§ **GOAL**:
Spot every line with the word "name" and return it.

○ ○ ○ ○ ○ ○ ○

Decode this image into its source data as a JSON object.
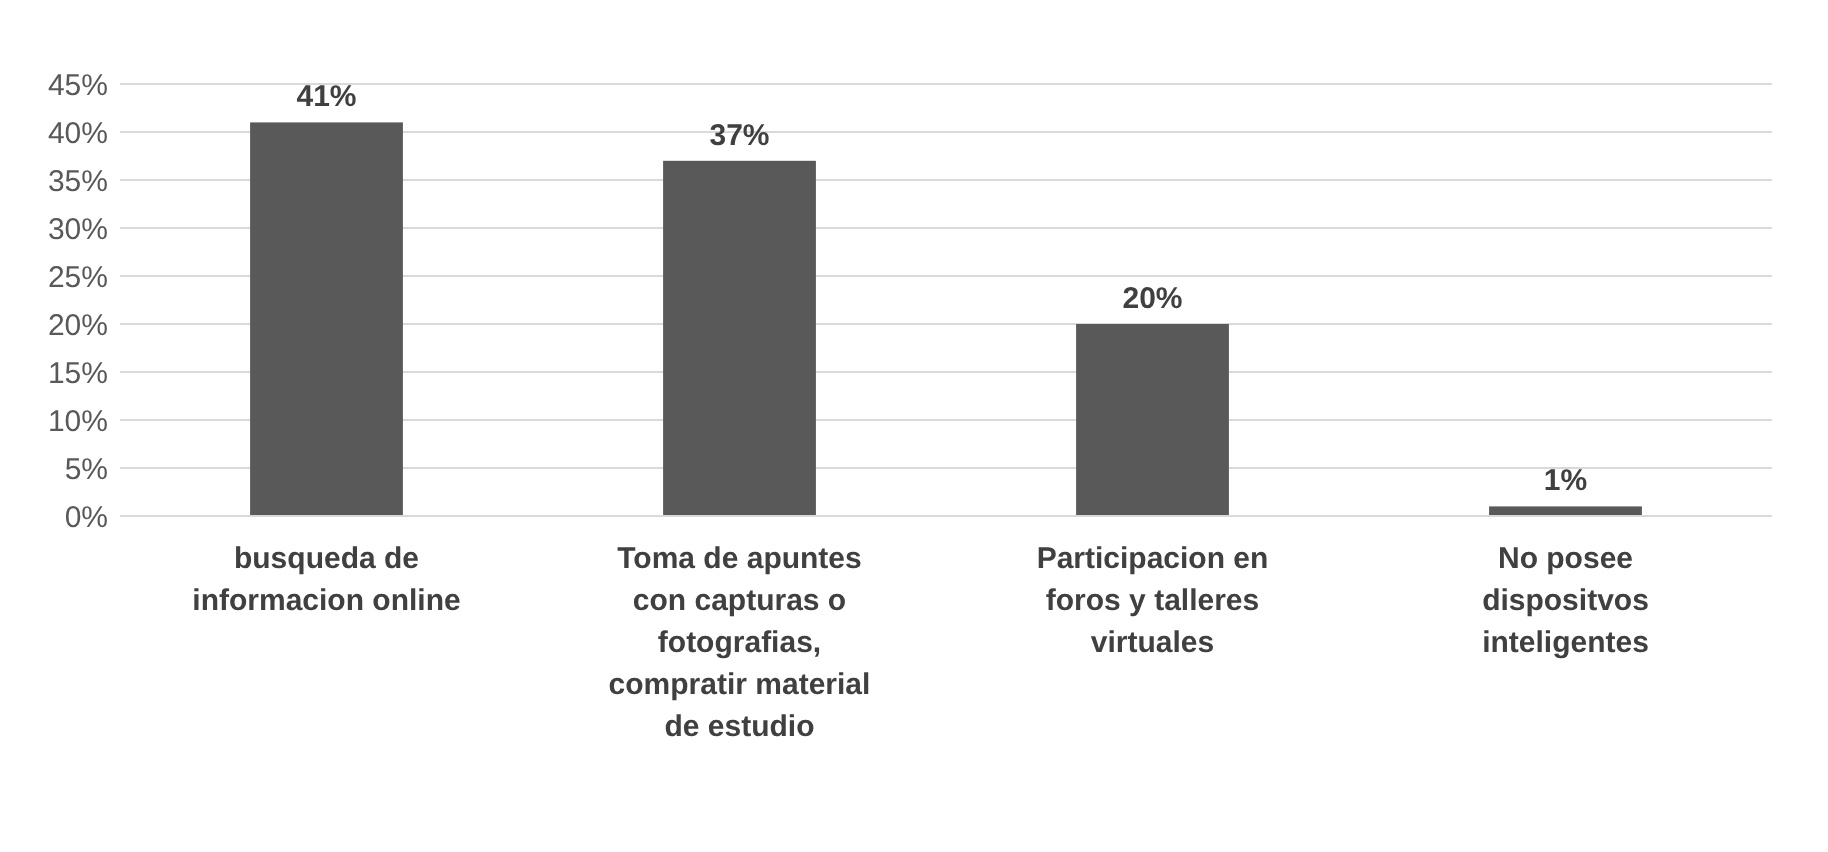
{
  "chart_data": {
    "type": "bar",
    "categories": [
      "busqueda de informacion online",
      "Toma de apuntes con capturas o fotografias, compratir material de estudio",
      "Participacion en foros y talleres virtuales",
      "No posee dispositvos inteligentes"
    ],
    "values": [
      41,
      37,
      20,
      1
    ],
    "value_labels": [
      "41%",
      "37%",
      "20%",
      "1%"
    ],
    "color": "#595959",
    "ylim": [
      0,
      45
    ],
    "yticks": [
      {
        "value": 0,
        "label": "0%"
      },
      {
        "value": 5,
        "label": "5%"
      },
      {
        "value": 10,
        "label": "10%"
      },
      {
        "value": 15,
        "label": "15%"
      },
      {
        "value": 20,
        "label": "20%"
      },
      {
        "value": 25,
        "label": "25%"
      },
      {
        "value": 30,
        "label": "30%"
      },
      {
        "value": 35,
        "label": "35%"
      },
      {
        "value": 40,
        "label": "40%"
      },
      {
        "value": 45,
        "label": "45%"
      }
    ],
    "grid": "y"
  }
}
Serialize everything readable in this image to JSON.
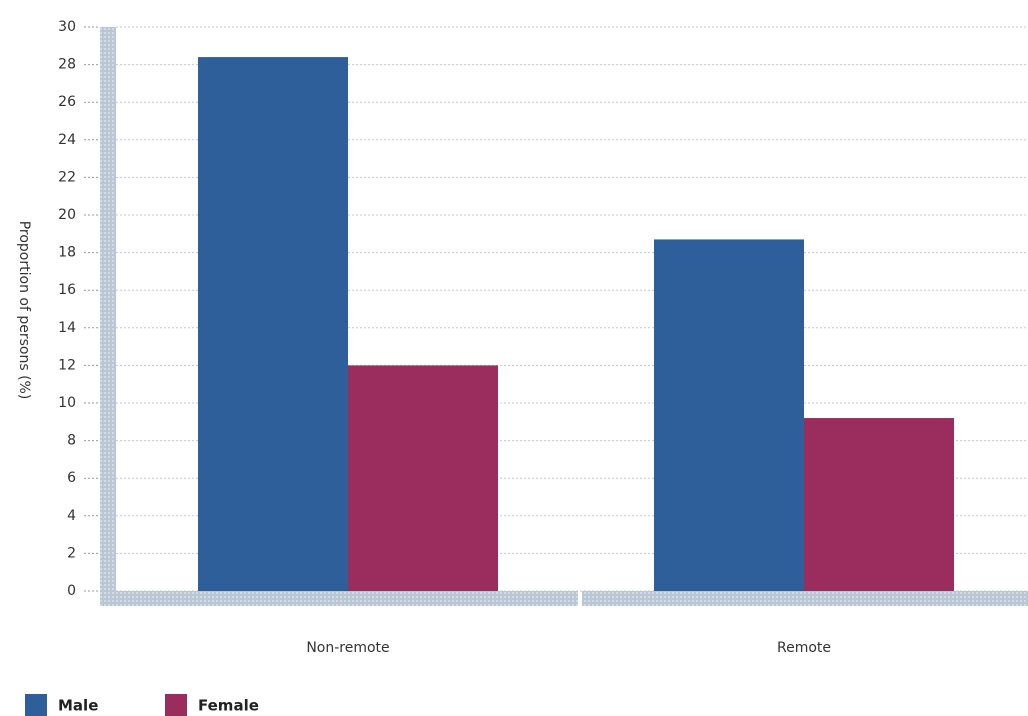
{
  "chart_data": {
    "type": "bar",
    "y_label": "Proportion of persons (%)",
    "categories": [
      "Non-remote",
      "Remote"
    ],
    "series": [
      {
        "name": "Male",
        "color": "#2f5f9a",
        "values": [
          28.4,
          18.7
        ]
      },
      {
        "name": "Female",
        "color": "#9b2d5e",
        "values": [
          12.0,
          9.2
        ]
      }
    ],
    "ylim": [
      0,
      30
    ],
    "yticks": [
      0,
      2,
      4,
      6,
      8,
      10,
      12,
      14,
      16,
      18,
      20,
      22,
      24,
      26,
      28,
      30
    ],
    "grid": true,
    "legend": "bottom-left"
  }
}
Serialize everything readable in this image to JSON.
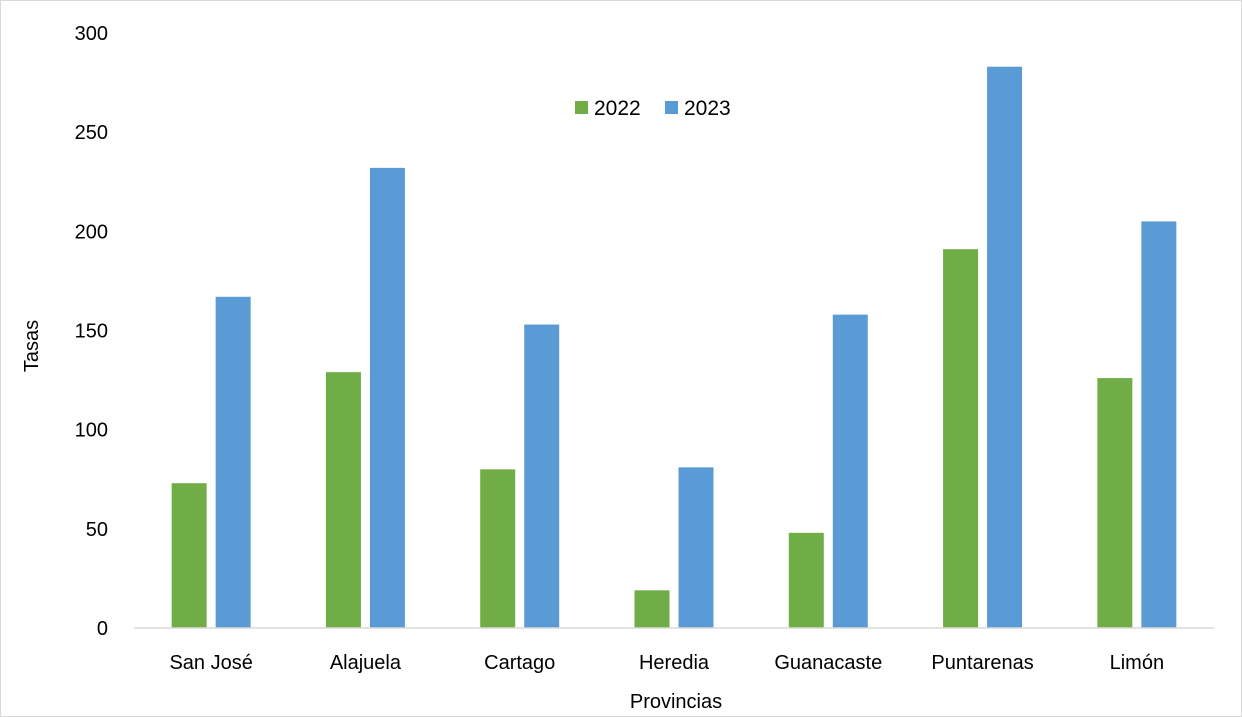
{
  "chart_data": {
    "type": "bar",
    "categories": [
      "San José",
      "Alajuela",
      "Cartago",
      "Heredia",
      "Guanacaste",
      "Puntarenas",
      "Limón"
    ],
    "series": [
      {
        "name": "2022",
        "color": "#70ad47",
        "values": [
          73,
          129,
          80,
          19,
          48,
          191,
          126
        ]
      },
      {
        "name": "2023",
        "color": "#5b9bd5",
        "values": [
          167,
          232,
          153,
          81,
          158,
          283,
          205
        ]
      }
    ],
    "title": "",
    "xlabel": "Provincias",
    "ylabel": "Tasas",
    "ylim": [
      0,
      300
    ],
    "yticks": [
      "0",
      "50",
      "100",
      "150",
      "200",
      "250",
      "300"
    ],
    "grid": false,
    "legend_position": "top-center"
  }
}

○ ○ ○ ○ ○ ○ ○

§ **ANSWER TO THE PROBLEM**:
        "name": "Male",
        "name": "Female",
        "name": "2022",
        "name": "2023",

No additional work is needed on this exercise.